■ TASK STATEMENT: Find how many lines contain "pour" and state only that number.

▼

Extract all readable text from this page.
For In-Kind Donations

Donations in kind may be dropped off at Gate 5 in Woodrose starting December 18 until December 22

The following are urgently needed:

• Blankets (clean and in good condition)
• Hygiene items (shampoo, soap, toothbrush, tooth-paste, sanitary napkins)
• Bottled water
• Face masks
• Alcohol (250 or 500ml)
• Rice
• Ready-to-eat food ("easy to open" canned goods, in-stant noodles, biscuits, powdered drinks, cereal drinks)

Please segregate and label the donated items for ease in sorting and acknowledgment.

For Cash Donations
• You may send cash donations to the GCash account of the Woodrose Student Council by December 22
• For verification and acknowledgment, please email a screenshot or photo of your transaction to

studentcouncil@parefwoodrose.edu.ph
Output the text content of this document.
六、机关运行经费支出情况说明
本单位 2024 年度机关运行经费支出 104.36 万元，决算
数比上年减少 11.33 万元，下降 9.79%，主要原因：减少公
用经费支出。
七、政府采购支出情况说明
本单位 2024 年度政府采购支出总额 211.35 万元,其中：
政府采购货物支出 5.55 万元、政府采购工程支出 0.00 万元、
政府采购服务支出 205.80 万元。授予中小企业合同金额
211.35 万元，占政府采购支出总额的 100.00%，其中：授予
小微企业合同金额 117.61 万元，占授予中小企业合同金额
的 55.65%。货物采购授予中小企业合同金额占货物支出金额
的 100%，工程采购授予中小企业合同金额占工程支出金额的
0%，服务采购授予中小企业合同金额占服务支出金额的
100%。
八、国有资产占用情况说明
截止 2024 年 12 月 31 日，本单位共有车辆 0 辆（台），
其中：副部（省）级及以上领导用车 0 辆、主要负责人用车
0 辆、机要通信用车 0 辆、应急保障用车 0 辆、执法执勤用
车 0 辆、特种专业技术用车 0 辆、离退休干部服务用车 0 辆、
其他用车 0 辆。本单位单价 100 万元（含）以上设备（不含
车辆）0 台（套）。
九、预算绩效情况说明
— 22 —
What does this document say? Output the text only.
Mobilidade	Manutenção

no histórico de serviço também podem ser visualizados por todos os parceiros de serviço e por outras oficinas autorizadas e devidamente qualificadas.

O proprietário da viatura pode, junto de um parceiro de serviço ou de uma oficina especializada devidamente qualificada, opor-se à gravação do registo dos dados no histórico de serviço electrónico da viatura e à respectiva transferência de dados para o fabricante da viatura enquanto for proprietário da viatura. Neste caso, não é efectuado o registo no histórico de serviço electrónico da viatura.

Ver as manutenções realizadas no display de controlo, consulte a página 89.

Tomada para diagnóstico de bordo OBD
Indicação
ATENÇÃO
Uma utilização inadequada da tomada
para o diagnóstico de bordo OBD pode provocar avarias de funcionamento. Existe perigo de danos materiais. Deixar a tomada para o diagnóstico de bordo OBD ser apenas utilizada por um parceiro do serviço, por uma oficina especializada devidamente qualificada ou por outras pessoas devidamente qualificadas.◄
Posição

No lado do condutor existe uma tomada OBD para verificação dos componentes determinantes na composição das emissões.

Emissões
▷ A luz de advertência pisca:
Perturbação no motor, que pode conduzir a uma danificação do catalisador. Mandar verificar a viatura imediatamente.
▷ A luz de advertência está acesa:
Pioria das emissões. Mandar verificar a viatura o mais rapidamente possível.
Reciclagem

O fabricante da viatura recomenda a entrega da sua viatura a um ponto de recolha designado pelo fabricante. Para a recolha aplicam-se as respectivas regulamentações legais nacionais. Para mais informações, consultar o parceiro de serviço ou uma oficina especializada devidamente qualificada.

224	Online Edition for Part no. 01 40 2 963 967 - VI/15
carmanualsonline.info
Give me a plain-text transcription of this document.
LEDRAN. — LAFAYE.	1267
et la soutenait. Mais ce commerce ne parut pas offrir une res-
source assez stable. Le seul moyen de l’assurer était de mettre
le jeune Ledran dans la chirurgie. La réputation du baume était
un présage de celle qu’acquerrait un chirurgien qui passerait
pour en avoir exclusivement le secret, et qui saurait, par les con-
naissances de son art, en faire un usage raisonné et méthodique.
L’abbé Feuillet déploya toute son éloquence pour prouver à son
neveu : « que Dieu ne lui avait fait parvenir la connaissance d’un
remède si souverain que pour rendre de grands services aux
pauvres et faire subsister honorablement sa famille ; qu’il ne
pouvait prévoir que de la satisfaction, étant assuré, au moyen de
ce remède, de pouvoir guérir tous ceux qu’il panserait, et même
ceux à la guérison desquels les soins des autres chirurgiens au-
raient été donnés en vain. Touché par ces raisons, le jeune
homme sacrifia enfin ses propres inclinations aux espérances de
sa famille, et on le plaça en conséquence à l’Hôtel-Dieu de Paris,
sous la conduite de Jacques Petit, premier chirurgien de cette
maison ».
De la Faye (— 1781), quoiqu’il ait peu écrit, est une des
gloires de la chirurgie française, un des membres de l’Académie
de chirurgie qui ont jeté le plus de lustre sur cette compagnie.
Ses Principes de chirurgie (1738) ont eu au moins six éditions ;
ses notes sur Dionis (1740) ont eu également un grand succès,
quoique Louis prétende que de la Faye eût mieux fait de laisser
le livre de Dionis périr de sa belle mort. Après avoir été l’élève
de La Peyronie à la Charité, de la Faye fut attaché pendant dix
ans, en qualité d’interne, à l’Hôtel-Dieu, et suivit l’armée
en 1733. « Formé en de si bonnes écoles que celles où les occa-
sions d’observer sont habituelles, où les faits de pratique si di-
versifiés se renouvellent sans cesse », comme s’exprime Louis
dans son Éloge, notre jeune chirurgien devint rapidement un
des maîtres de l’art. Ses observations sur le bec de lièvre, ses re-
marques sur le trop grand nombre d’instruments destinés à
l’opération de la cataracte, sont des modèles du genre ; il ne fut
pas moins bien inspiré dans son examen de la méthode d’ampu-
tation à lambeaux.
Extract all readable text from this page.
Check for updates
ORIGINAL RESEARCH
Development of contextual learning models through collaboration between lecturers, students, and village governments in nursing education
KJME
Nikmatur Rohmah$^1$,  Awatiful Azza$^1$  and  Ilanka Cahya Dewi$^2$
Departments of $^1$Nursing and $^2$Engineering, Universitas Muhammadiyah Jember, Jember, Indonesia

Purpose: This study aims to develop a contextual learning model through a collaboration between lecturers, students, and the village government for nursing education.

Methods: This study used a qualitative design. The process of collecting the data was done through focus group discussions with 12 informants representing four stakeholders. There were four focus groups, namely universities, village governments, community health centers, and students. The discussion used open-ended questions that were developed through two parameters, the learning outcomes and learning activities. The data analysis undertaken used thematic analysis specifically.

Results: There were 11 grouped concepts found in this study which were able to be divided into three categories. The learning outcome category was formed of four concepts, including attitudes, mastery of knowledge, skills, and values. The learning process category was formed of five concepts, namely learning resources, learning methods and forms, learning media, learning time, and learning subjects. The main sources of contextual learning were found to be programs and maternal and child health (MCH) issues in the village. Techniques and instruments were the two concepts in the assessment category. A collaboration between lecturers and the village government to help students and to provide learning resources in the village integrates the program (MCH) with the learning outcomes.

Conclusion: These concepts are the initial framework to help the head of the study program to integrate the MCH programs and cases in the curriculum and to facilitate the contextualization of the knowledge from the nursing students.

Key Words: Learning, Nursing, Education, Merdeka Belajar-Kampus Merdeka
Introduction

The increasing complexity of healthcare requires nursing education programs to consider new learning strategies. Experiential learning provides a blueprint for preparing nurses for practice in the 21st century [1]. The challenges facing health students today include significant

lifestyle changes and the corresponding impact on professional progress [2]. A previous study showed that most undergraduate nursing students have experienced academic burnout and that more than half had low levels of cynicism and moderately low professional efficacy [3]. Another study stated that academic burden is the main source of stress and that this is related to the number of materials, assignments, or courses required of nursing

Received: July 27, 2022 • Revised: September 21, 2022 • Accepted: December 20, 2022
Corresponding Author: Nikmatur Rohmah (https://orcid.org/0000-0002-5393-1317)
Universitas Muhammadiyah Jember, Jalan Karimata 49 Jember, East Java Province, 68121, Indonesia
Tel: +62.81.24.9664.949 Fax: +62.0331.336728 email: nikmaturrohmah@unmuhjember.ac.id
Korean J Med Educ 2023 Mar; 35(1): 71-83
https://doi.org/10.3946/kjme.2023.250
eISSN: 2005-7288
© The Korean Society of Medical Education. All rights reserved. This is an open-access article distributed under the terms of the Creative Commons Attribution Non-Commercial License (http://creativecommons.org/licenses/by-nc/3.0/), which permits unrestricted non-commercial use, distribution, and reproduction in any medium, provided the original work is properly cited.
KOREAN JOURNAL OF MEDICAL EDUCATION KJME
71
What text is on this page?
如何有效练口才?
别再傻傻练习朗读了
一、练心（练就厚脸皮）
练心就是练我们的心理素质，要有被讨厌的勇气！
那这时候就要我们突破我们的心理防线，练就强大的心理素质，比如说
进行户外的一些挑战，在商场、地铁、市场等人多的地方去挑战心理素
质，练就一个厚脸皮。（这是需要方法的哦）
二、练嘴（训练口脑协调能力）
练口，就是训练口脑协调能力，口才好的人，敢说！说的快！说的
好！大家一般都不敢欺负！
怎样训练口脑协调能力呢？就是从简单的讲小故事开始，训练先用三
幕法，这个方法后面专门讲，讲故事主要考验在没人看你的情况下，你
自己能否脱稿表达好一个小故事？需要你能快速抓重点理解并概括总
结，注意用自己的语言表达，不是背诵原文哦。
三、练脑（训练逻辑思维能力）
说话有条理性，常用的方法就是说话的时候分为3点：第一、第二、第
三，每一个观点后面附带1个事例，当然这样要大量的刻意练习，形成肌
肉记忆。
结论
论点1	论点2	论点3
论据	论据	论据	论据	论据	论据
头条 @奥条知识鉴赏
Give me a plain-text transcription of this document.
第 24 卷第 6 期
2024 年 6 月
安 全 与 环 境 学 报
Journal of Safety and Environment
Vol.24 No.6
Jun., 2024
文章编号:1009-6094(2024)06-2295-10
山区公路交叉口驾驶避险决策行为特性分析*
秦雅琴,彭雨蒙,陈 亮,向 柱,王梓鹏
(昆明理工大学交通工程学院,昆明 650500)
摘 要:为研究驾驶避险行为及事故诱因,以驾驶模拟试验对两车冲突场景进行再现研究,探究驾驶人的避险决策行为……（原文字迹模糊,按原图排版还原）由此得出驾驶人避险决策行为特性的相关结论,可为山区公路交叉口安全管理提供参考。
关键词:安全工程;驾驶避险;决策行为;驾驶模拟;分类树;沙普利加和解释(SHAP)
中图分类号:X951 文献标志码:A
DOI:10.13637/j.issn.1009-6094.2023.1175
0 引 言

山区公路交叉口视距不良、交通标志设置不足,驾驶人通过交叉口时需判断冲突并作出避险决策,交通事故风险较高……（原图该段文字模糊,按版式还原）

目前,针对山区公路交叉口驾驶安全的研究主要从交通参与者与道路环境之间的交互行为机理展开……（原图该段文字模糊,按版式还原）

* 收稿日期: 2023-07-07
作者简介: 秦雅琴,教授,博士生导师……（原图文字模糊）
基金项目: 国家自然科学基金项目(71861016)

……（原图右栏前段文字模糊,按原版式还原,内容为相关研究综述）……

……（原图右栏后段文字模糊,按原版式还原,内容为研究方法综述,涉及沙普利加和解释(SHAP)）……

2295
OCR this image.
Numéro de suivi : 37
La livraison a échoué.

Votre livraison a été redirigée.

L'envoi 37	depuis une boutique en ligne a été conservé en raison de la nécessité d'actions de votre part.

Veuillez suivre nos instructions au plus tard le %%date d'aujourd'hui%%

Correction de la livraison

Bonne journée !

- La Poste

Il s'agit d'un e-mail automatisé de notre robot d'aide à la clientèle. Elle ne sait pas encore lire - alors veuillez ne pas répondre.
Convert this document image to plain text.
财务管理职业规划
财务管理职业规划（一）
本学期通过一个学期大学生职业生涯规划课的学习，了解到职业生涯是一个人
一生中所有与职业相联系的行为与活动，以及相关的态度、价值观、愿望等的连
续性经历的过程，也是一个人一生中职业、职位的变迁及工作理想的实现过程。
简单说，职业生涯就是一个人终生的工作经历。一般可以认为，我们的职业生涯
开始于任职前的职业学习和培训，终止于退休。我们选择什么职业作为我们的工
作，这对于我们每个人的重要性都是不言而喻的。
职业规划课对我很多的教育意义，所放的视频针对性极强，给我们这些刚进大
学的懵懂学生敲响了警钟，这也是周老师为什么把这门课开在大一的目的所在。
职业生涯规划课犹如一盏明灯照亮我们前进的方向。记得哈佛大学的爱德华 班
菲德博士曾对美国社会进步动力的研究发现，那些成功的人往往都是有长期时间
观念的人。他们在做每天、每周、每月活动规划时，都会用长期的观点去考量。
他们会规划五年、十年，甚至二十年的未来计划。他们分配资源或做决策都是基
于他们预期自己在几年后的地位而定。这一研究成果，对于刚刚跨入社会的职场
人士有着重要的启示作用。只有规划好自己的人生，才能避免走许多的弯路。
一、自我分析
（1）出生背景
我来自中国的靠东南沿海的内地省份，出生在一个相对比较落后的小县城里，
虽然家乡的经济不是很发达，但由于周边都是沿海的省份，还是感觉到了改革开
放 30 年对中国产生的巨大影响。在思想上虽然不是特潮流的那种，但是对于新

▲

■ TASK RESULT: 3